- **WHAT THE TASK ASKS**
From the records, pick out and copy each line containing "kind".

- **MATERIAL SUPPLIED**
===

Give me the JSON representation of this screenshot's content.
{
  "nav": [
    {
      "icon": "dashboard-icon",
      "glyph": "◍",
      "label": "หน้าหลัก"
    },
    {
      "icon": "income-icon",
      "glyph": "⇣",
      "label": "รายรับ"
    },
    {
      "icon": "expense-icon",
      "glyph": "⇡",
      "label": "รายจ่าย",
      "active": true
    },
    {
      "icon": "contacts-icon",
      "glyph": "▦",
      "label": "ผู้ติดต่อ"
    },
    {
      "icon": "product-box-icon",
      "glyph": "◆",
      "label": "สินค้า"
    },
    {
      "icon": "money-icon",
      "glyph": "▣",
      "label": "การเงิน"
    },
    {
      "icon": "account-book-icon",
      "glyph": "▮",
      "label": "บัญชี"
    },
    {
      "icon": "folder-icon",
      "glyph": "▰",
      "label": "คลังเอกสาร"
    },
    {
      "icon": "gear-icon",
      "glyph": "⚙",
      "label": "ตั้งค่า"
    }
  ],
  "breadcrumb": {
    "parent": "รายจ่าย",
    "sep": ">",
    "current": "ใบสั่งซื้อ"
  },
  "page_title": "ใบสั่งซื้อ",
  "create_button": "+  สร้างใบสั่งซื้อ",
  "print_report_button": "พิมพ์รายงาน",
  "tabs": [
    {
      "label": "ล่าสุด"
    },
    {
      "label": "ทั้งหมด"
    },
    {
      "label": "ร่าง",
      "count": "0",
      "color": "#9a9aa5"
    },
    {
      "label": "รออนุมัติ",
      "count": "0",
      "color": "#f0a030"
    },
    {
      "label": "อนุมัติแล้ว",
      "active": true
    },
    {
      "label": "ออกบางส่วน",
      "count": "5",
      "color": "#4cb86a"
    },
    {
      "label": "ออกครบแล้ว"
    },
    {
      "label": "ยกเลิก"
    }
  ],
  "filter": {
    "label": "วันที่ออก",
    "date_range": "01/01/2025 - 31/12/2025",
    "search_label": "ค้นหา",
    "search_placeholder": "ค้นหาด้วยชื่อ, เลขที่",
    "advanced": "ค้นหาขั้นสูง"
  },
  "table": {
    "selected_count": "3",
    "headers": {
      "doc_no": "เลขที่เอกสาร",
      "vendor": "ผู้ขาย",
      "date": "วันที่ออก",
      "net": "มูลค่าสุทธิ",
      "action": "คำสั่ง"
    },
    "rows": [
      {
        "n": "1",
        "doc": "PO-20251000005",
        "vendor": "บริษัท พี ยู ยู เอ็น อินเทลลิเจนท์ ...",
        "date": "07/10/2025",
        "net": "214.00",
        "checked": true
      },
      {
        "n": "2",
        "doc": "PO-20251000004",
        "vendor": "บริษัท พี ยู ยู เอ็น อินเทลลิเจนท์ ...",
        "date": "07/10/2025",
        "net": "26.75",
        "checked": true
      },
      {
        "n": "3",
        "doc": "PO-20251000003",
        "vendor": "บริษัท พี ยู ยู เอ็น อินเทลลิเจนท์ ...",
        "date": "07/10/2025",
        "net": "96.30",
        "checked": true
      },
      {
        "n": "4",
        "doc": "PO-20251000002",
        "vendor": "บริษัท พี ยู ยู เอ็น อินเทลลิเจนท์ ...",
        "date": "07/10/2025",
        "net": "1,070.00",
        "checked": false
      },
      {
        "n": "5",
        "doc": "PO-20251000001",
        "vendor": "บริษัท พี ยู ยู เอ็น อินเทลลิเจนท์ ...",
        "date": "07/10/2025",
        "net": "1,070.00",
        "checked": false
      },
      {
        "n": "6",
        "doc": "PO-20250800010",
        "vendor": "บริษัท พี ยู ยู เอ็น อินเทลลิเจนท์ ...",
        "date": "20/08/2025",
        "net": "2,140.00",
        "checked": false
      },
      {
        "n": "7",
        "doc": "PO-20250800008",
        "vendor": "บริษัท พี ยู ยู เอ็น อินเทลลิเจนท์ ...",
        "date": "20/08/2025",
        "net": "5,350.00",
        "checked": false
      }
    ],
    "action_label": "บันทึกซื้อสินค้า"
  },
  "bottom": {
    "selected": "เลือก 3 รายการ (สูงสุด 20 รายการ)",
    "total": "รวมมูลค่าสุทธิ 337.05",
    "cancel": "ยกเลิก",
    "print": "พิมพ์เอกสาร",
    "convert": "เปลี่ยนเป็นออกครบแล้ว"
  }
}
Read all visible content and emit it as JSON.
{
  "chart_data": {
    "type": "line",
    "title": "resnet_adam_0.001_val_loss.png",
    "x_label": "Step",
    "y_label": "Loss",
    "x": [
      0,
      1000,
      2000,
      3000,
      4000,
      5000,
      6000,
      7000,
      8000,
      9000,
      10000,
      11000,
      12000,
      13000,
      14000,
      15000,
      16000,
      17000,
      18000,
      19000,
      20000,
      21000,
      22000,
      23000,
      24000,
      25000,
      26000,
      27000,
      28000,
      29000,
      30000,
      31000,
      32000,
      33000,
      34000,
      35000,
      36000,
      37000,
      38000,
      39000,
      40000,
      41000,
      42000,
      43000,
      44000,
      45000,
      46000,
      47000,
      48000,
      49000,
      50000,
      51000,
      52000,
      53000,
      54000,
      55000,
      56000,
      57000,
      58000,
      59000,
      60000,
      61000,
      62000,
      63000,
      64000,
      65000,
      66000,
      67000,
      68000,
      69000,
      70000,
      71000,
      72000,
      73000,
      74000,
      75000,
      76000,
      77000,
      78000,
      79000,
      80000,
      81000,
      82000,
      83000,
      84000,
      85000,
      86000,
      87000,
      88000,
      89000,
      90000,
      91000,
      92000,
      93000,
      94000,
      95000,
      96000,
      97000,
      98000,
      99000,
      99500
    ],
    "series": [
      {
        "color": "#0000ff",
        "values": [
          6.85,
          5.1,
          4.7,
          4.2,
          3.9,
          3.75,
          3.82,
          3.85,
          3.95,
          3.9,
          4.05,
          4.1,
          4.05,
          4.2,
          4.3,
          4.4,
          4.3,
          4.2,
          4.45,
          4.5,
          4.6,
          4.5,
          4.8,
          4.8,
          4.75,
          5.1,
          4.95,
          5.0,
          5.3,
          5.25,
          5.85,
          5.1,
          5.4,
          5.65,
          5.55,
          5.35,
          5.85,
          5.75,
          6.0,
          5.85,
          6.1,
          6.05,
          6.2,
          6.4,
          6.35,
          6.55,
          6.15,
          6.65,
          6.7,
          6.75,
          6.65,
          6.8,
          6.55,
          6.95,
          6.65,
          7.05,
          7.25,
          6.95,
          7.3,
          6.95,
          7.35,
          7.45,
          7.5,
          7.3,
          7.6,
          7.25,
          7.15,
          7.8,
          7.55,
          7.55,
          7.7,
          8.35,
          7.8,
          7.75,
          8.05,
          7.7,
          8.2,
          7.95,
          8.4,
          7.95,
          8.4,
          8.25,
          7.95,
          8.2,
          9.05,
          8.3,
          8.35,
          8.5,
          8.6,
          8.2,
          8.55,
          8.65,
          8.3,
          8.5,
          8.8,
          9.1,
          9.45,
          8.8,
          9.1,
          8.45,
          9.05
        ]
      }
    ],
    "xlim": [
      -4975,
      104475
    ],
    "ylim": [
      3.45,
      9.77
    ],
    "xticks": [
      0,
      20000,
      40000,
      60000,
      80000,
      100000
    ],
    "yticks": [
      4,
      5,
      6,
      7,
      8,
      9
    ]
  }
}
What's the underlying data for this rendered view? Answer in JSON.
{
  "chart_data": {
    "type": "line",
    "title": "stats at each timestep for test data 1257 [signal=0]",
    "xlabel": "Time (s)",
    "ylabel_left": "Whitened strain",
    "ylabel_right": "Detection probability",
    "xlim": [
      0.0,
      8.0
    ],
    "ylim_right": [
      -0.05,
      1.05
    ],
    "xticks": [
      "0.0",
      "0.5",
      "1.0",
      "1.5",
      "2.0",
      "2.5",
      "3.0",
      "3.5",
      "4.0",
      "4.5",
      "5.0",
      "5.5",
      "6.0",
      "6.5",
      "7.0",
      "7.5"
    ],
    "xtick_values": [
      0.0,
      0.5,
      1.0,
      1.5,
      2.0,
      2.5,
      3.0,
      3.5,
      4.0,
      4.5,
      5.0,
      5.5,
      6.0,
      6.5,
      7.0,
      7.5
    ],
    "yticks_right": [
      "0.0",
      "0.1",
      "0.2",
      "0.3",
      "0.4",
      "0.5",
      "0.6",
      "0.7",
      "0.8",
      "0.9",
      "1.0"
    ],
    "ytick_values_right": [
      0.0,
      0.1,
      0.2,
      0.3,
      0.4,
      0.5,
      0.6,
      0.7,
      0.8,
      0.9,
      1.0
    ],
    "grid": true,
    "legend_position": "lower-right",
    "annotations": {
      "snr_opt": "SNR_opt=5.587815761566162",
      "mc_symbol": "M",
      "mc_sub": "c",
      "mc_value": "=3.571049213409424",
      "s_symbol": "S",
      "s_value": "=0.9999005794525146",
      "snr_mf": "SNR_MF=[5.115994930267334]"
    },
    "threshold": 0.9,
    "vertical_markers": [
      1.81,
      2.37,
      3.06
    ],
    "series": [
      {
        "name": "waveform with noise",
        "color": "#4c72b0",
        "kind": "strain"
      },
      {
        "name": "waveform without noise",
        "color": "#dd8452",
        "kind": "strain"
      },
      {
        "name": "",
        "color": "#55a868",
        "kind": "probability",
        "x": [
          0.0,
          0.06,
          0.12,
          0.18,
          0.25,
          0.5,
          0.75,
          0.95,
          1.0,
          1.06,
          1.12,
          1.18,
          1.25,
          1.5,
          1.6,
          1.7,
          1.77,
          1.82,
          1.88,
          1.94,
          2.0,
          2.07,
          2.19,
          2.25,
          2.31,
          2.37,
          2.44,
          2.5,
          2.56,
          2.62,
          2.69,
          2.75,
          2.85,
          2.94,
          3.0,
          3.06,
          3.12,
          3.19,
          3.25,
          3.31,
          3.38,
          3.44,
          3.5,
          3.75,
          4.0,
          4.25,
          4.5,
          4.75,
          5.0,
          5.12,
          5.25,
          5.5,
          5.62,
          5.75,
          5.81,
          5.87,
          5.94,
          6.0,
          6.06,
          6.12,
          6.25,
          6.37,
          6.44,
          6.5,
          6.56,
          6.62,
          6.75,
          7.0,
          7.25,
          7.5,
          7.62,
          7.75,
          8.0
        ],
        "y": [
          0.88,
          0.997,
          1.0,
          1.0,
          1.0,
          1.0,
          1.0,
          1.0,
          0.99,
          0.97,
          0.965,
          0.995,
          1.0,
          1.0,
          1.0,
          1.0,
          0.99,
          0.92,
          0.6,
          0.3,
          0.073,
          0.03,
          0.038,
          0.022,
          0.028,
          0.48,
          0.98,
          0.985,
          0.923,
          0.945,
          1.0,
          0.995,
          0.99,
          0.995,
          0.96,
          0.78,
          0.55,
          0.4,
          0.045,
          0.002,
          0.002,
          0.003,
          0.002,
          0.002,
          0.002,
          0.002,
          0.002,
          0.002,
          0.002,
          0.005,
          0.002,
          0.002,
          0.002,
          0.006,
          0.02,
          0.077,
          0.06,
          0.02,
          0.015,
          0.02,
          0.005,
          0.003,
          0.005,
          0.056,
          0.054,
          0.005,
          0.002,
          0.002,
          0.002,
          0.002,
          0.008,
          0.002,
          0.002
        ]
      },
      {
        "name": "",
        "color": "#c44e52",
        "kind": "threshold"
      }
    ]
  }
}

===

- **EXERCISE SOLUTION**
        "kind": "strain"
        "kind": "strain"
        "kind": "probability",
        "kind": "threshold"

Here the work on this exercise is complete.